• Data listing:
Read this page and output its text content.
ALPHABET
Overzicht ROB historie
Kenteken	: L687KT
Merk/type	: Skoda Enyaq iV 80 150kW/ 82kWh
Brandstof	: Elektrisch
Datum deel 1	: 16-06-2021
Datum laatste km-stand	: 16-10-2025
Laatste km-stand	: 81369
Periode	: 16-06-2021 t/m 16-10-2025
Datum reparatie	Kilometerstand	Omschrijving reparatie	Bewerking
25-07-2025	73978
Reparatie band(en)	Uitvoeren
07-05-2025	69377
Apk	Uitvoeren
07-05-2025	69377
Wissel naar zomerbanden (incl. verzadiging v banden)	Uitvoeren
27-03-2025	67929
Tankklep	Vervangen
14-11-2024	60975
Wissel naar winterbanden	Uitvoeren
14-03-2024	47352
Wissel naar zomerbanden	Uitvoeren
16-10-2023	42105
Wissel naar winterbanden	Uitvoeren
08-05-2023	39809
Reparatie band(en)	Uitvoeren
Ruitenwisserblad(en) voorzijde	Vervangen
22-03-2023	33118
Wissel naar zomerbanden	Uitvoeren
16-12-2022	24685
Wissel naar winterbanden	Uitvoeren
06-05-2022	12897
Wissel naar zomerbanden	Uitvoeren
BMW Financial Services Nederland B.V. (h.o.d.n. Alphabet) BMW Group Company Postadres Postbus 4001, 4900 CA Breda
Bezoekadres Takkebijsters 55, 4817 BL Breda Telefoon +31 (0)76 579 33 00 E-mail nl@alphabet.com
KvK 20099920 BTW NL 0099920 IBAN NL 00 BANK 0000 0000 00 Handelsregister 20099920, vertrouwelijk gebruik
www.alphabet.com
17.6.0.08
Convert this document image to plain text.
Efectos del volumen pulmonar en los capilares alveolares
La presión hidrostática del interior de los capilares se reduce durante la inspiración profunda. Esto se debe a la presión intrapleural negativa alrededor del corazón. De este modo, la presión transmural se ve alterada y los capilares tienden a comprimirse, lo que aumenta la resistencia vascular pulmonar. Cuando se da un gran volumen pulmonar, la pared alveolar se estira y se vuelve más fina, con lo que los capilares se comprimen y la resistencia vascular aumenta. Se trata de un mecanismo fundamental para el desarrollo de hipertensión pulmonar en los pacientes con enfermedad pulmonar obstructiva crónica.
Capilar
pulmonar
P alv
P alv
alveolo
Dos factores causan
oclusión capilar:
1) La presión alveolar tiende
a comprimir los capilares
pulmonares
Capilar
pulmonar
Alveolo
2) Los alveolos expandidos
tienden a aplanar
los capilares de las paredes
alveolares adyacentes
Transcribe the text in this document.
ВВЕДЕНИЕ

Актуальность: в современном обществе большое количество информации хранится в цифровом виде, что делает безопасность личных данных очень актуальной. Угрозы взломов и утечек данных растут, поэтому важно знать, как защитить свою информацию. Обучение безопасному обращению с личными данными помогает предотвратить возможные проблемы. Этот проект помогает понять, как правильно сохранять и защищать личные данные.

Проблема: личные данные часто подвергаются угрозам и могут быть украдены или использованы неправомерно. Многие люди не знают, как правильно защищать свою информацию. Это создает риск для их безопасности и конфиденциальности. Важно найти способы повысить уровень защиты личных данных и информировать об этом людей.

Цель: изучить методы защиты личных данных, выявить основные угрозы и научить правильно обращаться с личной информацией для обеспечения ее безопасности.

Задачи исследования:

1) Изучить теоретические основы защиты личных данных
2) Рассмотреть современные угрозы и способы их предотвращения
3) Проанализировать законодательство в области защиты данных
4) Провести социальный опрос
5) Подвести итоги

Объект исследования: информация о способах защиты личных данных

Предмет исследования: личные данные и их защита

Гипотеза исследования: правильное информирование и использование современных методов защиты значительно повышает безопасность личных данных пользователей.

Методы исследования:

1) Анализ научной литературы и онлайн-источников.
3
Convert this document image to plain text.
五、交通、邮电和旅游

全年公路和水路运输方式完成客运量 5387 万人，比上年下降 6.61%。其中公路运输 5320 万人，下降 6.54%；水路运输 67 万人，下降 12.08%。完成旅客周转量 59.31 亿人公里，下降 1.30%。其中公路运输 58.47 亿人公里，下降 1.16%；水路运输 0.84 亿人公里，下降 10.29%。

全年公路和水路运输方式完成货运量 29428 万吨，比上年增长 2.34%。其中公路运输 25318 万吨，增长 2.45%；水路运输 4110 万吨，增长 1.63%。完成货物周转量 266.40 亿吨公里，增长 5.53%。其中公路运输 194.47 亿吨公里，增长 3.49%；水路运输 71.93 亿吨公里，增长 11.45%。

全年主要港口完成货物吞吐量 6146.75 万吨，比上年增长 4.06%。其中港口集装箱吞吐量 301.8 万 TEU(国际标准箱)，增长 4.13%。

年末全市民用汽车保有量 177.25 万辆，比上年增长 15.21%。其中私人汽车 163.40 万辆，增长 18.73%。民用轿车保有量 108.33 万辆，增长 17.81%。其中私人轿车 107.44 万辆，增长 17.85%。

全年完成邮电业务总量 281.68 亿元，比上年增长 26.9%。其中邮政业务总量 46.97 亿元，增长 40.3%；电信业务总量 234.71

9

• Problem requirements: Only the number is wanted: how many lines of the data contain the word "информацию"?

• Solution: 2